* _What to work on_: Exactly the lines from the one containing "Extract all readable text from this page." through the end of the data below are to be reproduced, and nothing besides them.
● ● ● ● ● ● ●
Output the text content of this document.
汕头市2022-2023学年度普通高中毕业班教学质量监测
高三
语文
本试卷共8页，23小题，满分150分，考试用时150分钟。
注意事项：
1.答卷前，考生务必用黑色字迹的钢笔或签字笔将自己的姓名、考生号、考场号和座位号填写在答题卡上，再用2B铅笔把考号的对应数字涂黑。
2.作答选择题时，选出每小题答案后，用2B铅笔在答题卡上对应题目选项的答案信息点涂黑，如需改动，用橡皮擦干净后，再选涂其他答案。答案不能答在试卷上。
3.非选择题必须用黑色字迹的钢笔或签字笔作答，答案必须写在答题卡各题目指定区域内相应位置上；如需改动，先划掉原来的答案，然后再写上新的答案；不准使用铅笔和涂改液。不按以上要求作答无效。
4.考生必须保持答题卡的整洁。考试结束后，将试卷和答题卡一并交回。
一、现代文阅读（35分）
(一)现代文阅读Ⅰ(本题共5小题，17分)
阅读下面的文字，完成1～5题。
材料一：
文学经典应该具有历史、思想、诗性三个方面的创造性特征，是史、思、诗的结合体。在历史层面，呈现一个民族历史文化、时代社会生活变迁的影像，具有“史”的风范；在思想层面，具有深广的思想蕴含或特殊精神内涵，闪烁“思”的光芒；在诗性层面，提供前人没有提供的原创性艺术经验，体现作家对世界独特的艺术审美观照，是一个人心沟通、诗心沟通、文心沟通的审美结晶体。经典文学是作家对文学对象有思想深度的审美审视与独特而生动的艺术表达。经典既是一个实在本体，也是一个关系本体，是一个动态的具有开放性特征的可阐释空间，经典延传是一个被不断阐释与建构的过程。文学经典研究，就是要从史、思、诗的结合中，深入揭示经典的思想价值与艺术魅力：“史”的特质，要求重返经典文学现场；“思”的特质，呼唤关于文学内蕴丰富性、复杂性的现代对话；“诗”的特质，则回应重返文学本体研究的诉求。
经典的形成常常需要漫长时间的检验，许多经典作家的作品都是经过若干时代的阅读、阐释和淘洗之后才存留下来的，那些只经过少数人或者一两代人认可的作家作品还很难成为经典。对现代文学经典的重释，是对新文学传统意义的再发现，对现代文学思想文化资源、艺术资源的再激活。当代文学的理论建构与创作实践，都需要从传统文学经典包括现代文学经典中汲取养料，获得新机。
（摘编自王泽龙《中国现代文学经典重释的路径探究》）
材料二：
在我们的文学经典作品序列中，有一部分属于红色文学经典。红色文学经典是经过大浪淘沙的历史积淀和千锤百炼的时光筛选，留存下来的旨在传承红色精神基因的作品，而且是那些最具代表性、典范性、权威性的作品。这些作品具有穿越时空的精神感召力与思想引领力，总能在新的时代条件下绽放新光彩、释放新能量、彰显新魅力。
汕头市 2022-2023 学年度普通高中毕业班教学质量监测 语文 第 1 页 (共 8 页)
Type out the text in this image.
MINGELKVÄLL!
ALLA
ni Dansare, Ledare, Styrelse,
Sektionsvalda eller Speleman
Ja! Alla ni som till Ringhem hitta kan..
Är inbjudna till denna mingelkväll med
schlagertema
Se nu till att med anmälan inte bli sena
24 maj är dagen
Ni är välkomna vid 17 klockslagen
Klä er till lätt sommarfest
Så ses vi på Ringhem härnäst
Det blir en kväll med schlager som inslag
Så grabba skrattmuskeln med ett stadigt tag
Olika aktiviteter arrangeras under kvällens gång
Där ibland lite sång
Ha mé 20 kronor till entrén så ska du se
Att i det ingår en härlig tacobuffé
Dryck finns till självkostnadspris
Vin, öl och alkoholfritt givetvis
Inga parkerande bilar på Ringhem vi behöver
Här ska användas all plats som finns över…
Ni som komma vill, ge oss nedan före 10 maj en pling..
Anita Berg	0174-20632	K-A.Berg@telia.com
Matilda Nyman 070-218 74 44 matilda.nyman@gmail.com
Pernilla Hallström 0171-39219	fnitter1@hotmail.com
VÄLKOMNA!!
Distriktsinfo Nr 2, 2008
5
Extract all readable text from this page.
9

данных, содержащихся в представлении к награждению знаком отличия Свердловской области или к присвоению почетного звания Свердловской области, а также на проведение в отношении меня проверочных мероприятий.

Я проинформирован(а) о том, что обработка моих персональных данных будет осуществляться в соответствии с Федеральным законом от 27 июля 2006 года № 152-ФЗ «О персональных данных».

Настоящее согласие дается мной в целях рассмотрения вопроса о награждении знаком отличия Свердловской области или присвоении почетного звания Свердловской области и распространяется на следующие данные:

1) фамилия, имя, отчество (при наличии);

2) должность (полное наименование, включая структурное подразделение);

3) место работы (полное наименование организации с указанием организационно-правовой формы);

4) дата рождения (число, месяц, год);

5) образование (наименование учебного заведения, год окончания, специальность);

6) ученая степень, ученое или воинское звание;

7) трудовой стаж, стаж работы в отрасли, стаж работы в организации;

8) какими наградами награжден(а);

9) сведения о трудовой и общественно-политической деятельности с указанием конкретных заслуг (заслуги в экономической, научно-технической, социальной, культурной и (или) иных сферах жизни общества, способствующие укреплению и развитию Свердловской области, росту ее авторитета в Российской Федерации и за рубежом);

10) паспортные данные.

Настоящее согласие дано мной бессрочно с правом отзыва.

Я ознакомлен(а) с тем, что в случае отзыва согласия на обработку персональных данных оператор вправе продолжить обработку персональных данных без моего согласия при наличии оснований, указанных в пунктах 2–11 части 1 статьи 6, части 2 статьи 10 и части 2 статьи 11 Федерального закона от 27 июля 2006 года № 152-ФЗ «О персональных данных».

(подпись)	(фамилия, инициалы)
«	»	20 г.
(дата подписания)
● ● ● ● ● ● ●
* _Worked solution_:
Extract all readable text from this page.
9

данных, содержащихся в представлении к награждению знаком отличия Свердловской области или к присвоению почетного звания Свердловской области, а также на проведение в отношении меня проверочных мероприятий.

Я проинформирован(а) о том, что обработка моих персональных данных будет осуществляться в соответствии с Федеральным законом от 27 июля 2006 года № 152-ФЗ «О персональных данных».

Настоящее согласие дается мной в целях рассмотрения вопроса о награждении знаком отличия Свердловской области или присвоении почетного звания Свердловской области и распространяется на следующие данные:

1) фамилия, имя, отчество (при наличии);

2) должность (полное наименование, включая структурное подразделение);

3) место работы (полное наименование организации с указанием организационно-правовой формы);

4) дата рождения (число, месяц, год);

5) образование (наименование учебного заведения, год окончания, специальность);

6) ученая степень, ученое или воинское звание;

7) трудовой стаж, стаж работы в отрасли, стаж работы в организации;

8) какими наградами награжден(а);

9) сведения о трудовой и общественно-политической деятельности с указанием конкретных заслуг (заслуги в экономической, научно-технической, социальной, культурной и (или) иных сферах жизни общества, способствующие укреплению и развитию Свердловской области, росту ее авторитета в Российской Федерации и за рубежом);

10) паспортные данные.

Настоящее согласие дано мной бессрочно с правом отзыва.

Я ознакомлен(а) с тем, что в случае отзыва согласия на обработку персональных данных оператор вправе продолжить обработку персональных данных без моего согласия при наличии оснований, указанных в пунктах 2–11 части 1 статьи 6, части 2 статьи 10 и части 2 статьи 11 Федерального закона от 27 июля 2006 года № 152-ФЗ «О персональных данных».

(подпись)	(фамилия, инициалы)
«	»	20 г.
(дата подписания)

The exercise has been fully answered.